> _SHORT PROBLEM_:
Lift every line from the entries that includes the word "JSON".

================================

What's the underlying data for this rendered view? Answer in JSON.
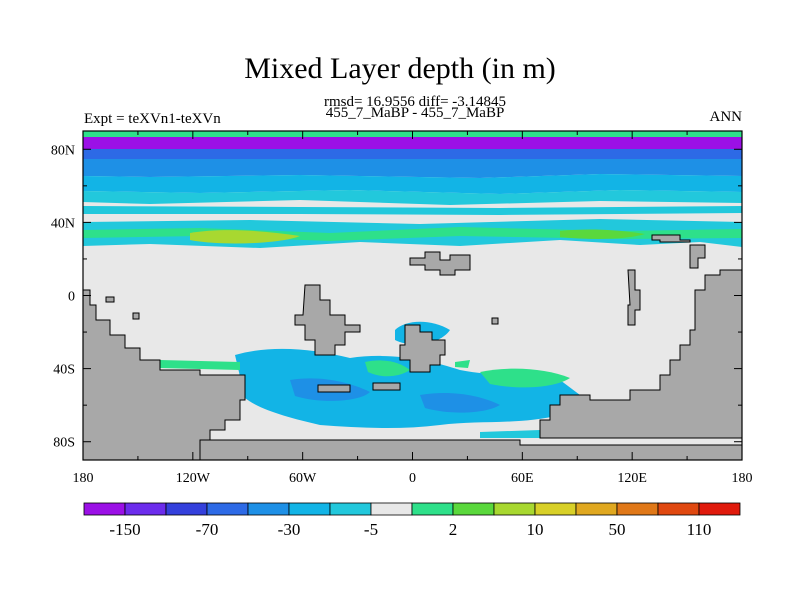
{
  "header": {
    "title": "Mixed Layer depth (in m)",
    "stats": "rmsd= 16.9556 diff= -3.14845",
    "cases": "455_7_MaBP - 455_7_MaBP",
    "experiment": "Expt = teXVn1-teXVn",
    "season": "ANN"
  },
  "chart_data": {
    "type": "heatmap",
    "title": "Mixed Layer depth (in m)",
    "x_tick_labels": [
      "180",
      "120W",
      "60W",
      "0",
      "60E",
      "120E",
      "180"
    ],
    "x_tick_values": [
      -180,
      -120,
      -60,
      0,
      60,
      120,
      180
    ],
    "y_tick_labels": [
      "80N",
      "40N",
      "0",
      "40S",
      "80S"
    ],
    "y_tick_values": [
      80,
      40,
      0,
      -40,
      -80
    ],
    "xlim": [
      -180,
      180
    ],
    "ylim": [
      -90,
      90
    ],
    "colorbar": {
      "tick_labels": [
        "-150",
        "-70",
        "-30",
        "-5",
        "2",
        "10",
        "50",
        "110"
      ],
      "colors": [
        "#9b10e6",
        "#6c2cec",
        "#3440dc",
        "#2d6ae6",
        "#1e90e6",
        "#12b4e6",
        "#22c8dc",
        "#e8e8e8",
        "#2ee08a",
        "#5ad83c",
        "#a8d830",
        "#d8d028",
        "#e0a820",
        "#e07818",
        "#e04810",
        "#e01a0c"
      ]
    },
    "regions": [
      {
        "name": "arctic_strong_negative",
        "value_class": "-150"
      },
      {
        "name": "northern_high_lat_band",
        "value_class": "-30 to -5"
      },
      {
        "name": "northern_midlat_band",
        "value_class": "-5 to 10"
      },
      {
        "name": "tropics_near_zero",
        "value_class": "-5 to 2"
      },
      {
        "name": "southern_ocean_mixed",
        "value_class": "-30 to 10"
      },
      {
        "name": "land",
        "value_class": "masked"
      }
    ]
  }
}
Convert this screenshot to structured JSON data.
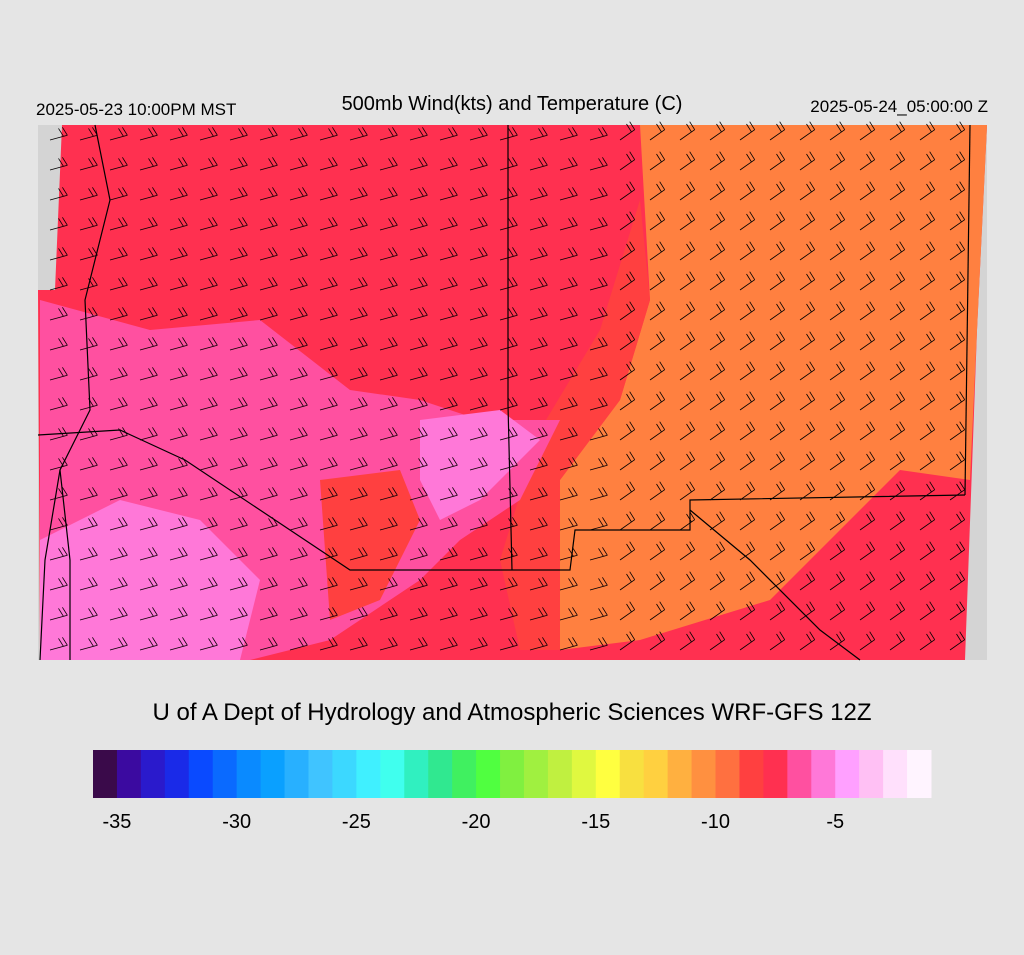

================================

> _TASK SOLUTION_:
What's the underlying data for this rendered view? Answer in JSON.
Convert this screenshot to structured JSON data.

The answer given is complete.